Which lines of the records contain "Active"? Collect every one of them.
==== DATASET ROWS
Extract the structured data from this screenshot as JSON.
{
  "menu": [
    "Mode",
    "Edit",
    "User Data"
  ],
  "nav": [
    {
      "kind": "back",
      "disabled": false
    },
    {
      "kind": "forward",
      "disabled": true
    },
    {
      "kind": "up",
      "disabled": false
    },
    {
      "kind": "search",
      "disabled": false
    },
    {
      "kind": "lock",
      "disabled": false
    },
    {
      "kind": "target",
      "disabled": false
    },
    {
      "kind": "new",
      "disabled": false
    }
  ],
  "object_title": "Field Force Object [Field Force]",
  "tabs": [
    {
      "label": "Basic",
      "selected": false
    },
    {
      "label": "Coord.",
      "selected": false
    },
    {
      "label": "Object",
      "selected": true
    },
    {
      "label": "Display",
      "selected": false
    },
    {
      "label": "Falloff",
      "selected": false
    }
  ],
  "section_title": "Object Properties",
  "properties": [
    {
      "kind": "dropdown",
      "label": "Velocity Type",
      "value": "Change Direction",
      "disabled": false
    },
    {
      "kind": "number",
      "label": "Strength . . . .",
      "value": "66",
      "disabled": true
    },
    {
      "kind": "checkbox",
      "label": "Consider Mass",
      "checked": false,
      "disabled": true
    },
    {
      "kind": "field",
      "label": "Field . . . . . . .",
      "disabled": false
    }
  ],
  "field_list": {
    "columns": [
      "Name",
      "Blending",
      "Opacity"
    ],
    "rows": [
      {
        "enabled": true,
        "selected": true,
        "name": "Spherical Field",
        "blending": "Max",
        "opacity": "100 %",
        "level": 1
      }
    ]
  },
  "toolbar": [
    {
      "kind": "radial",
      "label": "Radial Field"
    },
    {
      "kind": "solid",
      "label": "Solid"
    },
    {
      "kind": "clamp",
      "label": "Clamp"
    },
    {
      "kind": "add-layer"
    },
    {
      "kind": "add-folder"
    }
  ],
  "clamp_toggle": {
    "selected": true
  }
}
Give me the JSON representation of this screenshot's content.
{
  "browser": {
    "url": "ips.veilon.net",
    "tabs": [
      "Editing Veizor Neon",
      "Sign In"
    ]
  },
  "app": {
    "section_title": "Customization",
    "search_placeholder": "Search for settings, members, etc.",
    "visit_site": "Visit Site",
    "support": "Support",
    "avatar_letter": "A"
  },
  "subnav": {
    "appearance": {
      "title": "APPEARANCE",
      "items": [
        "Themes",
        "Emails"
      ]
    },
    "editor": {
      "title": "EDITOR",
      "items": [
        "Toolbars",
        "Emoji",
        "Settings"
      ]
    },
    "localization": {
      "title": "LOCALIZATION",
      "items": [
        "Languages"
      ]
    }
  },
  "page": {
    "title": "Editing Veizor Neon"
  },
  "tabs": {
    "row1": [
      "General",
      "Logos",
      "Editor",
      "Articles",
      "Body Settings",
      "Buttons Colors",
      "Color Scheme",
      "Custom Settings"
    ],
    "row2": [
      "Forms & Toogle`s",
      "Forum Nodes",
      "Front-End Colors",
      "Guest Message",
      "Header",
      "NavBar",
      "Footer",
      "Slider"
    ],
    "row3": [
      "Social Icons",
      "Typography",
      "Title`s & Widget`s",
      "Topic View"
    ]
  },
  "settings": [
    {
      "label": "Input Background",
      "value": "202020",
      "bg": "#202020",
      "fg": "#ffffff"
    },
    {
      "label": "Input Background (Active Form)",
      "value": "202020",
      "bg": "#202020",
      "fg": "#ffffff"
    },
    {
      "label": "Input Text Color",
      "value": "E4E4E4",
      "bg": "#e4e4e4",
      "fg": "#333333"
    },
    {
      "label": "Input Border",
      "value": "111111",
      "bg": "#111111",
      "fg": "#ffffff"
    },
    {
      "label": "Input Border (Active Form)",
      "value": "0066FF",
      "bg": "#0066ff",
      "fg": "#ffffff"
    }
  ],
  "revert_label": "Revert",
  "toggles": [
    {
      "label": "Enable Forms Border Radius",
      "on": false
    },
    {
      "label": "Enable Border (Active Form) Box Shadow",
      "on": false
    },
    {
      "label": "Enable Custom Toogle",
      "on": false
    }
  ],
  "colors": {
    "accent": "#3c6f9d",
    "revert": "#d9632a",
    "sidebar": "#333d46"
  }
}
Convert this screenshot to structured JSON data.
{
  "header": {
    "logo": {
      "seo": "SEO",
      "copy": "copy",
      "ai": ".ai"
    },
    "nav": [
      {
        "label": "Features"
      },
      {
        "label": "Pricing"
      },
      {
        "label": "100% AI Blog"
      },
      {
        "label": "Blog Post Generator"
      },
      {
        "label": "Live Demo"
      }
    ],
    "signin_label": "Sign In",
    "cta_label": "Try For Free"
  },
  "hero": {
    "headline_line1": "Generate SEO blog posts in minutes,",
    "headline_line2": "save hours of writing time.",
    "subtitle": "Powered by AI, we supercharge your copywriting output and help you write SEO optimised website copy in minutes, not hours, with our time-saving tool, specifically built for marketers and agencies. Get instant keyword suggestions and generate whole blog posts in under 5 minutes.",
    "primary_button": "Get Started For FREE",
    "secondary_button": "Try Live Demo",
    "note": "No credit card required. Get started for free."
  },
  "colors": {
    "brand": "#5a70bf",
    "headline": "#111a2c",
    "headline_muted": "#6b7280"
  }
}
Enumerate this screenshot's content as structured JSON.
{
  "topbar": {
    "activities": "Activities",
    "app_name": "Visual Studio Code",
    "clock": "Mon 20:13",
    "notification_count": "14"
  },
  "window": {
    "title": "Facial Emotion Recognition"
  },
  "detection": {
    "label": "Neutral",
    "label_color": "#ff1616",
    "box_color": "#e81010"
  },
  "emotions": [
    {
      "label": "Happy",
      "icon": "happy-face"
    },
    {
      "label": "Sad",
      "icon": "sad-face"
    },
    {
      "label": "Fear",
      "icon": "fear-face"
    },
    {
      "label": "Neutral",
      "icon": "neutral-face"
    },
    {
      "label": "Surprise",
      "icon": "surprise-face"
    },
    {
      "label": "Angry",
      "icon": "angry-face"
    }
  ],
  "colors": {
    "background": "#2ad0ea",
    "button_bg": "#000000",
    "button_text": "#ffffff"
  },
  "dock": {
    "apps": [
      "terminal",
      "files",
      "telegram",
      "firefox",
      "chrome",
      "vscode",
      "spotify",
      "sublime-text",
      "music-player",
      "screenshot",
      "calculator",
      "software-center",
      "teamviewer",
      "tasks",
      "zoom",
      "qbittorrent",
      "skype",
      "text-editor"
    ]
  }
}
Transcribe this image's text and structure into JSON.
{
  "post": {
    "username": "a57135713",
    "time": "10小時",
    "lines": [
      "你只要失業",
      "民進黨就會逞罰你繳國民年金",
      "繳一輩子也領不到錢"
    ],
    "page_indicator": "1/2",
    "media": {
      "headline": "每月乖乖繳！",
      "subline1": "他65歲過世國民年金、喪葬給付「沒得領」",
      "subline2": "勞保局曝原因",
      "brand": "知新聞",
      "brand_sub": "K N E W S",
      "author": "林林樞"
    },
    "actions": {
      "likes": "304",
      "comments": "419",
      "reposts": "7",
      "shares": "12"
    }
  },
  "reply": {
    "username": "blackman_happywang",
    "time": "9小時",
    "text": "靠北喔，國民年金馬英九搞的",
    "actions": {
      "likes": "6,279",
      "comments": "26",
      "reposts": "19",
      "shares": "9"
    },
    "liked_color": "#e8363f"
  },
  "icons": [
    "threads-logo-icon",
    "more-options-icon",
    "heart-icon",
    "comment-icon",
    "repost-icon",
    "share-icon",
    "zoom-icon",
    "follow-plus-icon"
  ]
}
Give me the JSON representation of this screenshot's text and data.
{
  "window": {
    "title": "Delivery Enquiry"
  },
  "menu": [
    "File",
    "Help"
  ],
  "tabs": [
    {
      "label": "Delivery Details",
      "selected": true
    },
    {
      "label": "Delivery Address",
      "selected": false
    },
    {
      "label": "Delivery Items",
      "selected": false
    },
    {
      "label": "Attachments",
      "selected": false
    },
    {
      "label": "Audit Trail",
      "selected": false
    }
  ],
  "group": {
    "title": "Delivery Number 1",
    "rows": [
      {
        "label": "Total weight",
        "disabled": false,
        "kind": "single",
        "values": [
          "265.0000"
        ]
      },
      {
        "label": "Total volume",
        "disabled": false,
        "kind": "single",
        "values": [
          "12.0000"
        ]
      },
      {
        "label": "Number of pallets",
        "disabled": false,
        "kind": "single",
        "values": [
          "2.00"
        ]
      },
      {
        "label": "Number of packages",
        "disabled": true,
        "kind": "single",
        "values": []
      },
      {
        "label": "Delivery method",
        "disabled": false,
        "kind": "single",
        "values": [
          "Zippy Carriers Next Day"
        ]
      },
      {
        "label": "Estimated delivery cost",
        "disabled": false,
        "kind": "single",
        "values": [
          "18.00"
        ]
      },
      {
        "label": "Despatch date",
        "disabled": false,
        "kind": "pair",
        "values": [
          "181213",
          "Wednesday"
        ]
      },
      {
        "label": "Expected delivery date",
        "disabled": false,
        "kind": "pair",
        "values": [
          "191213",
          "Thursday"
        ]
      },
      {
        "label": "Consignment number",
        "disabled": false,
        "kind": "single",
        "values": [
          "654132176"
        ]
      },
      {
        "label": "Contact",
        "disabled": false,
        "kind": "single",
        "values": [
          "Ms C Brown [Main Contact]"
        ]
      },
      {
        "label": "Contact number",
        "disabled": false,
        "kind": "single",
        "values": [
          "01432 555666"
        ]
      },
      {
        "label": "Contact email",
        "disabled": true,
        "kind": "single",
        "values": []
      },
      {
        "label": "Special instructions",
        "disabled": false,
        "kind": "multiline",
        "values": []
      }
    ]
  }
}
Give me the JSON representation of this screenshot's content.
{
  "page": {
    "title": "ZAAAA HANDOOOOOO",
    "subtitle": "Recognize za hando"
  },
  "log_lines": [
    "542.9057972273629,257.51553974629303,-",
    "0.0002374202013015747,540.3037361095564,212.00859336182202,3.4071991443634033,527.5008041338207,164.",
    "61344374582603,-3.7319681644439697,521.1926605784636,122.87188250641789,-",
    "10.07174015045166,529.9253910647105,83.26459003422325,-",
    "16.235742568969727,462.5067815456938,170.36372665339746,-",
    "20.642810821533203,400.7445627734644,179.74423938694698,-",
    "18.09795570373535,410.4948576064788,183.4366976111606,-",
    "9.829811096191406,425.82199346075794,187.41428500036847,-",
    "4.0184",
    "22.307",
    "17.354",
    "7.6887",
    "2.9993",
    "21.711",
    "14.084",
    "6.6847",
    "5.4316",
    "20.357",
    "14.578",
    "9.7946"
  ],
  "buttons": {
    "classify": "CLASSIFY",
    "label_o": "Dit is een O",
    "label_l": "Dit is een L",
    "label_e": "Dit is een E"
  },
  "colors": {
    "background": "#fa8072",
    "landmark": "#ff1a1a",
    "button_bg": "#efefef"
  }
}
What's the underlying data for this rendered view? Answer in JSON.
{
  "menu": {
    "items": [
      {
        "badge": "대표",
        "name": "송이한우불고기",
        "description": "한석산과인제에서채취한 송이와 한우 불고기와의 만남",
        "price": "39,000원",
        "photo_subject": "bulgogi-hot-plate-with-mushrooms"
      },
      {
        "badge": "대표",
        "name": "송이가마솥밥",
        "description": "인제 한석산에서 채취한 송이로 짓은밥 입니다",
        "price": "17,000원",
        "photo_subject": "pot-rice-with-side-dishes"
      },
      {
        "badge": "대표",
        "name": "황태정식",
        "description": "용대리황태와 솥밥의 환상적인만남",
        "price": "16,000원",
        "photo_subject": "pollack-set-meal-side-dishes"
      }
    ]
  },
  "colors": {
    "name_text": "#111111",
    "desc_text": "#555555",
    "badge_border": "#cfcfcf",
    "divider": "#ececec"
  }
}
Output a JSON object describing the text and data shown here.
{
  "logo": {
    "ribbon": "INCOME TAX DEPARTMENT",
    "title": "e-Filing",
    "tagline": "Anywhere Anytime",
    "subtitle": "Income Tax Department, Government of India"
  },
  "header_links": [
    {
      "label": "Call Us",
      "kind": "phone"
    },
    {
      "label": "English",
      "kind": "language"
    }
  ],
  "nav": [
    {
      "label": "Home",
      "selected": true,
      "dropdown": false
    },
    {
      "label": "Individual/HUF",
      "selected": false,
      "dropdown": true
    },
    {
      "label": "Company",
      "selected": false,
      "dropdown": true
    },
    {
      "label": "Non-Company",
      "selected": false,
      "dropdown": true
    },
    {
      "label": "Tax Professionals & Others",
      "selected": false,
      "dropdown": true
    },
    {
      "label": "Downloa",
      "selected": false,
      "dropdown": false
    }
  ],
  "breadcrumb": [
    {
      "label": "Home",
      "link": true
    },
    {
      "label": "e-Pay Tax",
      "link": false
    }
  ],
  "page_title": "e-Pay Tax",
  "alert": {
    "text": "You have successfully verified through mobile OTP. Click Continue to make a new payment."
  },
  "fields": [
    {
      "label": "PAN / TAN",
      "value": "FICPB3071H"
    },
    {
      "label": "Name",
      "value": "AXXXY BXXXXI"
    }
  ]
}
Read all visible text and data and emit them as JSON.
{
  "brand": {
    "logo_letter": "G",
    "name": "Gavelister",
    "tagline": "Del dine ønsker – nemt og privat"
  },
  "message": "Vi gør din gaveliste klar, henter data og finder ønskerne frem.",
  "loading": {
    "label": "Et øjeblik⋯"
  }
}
========
• _ANSWER BELOW_:
      "label": "Input Background (Active Form)",
      "label": "Input Border (Active Form)",
      "label": "Enable Border (Active Form) Box Shadow",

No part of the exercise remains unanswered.